> Task details
Pull out from the material below all lines with "style".
* START Data to use *
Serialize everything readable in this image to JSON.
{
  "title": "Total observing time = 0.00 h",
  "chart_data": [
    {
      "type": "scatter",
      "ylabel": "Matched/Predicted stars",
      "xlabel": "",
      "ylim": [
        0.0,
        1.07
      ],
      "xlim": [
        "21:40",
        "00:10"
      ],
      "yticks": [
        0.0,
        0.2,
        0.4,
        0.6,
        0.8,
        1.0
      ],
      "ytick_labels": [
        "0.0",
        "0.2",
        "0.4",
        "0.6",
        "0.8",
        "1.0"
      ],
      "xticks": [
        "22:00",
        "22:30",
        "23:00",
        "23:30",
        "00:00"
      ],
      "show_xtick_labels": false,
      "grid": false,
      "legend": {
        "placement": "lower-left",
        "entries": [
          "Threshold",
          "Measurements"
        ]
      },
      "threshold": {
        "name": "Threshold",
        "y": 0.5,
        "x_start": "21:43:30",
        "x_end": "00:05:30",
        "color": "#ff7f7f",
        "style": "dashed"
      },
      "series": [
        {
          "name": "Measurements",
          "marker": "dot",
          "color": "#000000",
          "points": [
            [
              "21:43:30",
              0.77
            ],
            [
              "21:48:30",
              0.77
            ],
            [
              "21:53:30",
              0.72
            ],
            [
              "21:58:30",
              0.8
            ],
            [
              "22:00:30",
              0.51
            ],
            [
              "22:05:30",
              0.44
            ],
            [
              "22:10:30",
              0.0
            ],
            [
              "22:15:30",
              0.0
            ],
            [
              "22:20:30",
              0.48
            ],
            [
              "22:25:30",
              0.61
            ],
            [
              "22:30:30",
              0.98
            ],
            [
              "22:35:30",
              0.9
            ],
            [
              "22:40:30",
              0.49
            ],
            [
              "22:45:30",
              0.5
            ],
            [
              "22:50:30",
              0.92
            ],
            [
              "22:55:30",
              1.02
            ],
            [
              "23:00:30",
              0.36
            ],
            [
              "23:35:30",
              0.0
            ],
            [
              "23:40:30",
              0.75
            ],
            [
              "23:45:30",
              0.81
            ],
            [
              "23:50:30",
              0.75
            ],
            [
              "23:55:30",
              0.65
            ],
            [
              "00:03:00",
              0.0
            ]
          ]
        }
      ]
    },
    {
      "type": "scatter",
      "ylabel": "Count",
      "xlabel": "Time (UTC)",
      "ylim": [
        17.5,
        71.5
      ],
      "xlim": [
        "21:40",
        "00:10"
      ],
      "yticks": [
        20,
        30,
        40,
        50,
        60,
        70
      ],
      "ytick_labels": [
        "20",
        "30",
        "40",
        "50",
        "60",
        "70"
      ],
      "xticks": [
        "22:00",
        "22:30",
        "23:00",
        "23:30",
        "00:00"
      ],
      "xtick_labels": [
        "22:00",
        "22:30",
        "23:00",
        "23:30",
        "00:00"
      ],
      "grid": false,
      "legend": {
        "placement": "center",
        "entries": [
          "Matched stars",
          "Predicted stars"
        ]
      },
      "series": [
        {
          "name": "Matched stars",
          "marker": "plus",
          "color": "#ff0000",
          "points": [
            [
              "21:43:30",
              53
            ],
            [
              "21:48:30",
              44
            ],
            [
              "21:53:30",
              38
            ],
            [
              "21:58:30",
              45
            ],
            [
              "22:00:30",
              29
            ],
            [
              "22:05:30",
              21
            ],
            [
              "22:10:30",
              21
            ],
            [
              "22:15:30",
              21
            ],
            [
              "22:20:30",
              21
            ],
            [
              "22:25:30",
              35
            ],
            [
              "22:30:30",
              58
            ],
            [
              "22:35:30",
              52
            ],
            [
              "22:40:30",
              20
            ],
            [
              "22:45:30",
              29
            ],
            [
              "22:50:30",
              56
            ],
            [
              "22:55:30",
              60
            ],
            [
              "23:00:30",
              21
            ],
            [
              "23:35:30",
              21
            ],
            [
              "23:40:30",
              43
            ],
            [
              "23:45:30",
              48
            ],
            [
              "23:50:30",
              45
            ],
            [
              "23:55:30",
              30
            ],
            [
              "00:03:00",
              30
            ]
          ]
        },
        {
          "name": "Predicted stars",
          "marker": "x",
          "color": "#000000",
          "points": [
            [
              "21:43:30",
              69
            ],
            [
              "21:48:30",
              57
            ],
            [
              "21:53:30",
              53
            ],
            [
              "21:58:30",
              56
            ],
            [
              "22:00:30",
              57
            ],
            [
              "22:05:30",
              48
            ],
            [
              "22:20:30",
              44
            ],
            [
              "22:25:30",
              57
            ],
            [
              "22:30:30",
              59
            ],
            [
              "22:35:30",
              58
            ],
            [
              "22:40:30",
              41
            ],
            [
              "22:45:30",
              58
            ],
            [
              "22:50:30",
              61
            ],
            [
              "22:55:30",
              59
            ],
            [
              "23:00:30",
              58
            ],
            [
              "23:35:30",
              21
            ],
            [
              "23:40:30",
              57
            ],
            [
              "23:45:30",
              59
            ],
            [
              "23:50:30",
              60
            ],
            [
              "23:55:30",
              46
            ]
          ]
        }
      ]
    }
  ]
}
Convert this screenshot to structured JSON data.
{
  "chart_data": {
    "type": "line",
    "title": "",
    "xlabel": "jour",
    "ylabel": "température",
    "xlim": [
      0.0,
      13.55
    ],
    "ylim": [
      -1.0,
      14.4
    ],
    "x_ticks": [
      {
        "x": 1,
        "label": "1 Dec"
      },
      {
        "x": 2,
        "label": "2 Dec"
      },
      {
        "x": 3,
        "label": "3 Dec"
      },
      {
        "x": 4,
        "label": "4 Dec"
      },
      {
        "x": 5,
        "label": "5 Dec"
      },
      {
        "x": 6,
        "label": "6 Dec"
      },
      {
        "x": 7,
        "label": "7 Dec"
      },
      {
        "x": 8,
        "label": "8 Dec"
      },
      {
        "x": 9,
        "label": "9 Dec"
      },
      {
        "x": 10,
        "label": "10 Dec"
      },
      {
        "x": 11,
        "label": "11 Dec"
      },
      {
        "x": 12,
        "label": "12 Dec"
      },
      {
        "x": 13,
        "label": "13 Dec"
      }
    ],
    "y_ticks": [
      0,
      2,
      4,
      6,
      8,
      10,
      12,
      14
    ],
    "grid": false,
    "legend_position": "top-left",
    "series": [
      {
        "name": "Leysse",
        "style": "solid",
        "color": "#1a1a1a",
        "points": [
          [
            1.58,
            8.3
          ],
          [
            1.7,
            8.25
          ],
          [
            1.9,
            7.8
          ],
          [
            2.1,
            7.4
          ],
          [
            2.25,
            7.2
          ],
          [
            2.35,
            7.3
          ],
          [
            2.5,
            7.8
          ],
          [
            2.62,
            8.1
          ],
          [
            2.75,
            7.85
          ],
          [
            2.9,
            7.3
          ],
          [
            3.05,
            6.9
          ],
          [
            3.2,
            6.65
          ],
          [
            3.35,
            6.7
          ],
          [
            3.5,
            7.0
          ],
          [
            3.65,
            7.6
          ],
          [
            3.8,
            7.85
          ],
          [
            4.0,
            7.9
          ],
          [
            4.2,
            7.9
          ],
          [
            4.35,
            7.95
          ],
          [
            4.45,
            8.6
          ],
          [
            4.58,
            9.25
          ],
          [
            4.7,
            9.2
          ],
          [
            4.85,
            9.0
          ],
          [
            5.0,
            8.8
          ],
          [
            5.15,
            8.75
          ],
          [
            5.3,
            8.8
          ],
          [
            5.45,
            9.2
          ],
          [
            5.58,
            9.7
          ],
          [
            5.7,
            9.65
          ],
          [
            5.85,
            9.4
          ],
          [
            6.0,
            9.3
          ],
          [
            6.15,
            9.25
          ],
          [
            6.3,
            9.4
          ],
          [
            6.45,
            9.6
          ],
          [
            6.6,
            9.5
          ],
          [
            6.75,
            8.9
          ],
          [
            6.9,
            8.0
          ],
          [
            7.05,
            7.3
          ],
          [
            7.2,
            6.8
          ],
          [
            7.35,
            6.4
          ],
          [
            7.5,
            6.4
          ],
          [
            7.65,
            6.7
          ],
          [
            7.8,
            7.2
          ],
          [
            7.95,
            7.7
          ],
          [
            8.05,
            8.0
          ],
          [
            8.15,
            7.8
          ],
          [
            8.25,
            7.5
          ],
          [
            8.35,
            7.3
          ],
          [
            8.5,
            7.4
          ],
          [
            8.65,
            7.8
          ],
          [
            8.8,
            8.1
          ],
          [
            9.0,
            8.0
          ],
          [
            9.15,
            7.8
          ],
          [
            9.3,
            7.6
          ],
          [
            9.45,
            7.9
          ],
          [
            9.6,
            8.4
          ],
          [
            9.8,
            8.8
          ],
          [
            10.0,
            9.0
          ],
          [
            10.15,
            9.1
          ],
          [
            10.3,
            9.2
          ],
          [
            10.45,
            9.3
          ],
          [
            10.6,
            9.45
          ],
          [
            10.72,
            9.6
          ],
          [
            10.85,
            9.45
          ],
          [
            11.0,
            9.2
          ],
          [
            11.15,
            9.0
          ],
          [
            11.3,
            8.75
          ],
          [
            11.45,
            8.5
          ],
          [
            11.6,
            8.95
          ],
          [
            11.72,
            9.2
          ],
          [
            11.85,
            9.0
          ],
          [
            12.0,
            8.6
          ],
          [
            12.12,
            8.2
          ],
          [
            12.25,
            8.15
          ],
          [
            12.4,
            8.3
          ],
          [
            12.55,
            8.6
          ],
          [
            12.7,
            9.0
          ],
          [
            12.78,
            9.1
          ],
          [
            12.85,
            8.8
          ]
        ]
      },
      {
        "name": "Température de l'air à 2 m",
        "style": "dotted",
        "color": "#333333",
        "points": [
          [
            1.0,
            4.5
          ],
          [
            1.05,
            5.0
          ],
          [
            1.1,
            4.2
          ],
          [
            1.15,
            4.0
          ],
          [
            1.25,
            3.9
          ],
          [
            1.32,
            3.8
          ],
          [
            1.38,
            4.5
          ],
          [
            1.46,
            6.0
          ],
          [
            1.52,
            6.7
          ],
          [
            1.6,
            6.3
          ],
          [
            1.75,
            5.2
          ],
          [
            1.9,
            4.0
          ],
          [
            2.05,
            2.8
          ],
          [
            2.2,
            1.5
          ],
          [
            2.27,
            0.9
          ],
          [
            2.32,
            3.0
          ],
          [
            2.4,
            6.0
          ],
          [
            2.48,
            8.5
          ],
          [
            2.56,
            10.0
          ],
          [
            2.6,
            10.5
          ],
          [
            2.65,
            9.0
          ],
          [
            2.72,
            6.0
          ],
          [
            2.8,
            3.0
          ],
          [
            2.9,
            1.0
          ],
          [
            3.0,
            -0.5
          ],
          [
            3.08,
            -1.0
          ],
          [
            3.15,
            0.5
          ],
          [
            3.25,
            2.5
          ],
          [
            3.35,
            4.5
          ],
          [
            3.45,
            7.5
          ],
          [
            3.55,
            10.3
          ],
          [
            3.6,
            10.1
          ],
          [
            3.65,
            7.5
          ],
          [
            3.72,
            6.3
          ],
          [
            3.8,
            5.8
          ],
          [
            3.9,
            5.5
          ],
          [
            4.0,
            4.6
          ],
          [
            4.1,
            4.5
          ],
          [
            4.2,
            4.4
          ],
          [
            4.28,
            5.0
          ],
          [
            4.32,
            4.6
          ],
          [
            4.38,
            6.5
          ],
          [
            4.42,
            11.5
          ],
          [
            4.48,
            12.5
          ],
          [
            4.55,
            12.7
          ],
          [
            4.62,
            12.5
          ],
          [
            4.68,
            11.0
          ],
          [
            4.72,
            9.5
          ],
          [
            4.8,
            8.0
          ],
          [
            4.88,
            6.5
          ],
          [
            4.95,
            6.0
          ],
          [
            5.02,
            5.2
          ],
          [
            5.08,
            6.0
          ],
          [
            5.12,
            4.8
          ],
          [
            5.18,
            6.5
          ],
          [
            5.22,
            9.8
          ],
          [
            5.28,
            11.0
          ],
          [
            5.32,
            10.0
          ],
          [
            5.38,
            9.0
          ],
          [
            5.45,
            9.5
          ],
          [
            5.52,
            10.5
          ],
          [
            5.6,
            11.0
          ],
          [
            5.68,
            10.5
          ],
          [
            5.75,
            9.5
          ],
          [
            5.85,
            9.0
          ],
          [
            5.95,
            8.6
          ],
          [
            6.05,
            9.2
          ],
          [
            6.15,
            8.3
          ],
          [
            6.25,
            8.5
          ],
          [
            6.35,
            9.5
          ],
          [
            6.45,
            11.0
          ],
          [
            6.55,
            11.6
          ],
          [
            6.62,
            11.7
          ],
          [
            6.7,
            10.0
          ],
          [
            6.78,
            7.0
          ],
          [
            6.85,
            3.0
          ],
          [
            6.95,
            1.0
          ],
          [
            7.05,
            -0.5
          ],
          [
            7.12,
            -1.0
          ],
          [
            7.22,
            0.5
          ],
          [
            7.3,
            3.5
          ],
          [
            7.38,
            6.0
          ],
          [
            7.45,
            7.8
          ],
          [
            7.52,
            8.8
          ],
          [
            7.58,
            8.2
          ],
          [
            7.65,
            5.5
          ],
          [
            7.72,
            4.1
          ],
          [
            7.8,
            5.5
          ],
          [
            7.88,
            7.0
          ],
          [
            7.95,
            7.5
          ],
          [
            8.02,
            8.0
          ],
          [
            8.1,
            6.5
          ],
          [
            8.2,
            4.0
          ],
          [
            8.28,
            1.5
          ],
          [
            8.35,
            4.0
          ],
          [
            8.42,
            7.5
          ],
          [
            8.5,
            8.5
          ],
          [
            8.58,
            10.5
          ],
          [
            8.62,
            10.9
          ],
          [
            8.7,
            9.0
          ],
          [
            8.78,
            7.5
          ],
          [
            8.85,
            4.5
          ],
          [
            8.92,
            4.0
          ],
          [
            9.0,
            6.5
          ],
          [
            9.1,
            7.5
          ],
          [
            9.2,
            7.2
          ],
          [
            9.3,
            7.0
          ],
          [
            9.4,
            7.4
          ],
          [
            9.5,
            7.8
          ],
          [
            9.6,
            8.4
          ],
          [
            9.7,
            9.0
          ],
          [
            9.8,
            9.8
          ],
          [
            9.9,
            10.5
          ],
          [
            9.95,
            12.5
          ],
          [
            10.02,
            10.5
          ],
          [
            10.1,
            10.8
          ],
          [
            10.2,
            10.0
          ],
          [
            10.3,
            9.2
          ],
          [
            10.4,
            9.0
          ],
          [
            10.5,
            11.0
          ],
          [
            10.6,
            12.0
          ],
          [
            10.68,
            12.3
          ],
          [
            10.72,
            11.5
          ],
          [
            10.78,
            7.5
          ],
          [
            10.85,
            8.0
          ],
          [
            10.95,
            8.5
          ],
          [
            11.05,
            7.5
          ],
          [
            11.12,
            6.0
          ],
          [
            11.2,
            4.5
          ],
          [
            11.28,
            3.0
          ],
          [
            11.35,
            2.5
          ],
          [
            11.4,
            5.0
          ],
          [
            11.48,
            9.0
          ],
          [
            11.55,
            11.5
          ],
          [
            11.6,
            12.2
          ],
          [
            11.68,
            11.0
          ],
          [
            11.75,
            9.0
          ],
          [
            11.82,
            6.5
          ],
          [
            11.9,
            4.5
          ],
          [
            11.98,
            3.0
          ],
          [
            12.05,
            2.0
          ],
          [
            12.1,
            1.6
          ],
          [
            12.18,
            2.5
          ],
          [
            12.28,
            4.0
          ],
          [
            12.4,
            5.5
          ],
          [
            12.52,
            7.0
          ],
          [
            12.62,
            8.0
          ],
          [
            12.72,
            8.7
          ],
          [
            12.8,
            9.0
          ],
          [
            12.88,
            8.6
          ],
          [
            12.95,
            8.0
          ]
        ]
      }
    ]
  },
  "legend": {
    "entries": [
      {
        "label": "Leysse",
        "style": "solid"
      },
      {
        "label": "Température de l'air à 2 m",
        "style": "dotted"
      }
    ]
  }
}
* END Data to use *
> Solution for this problem
        "style": "dashed"
        "style": "solid",
        "style": "dotted",
        "style": "solid"
        "style": "dotted"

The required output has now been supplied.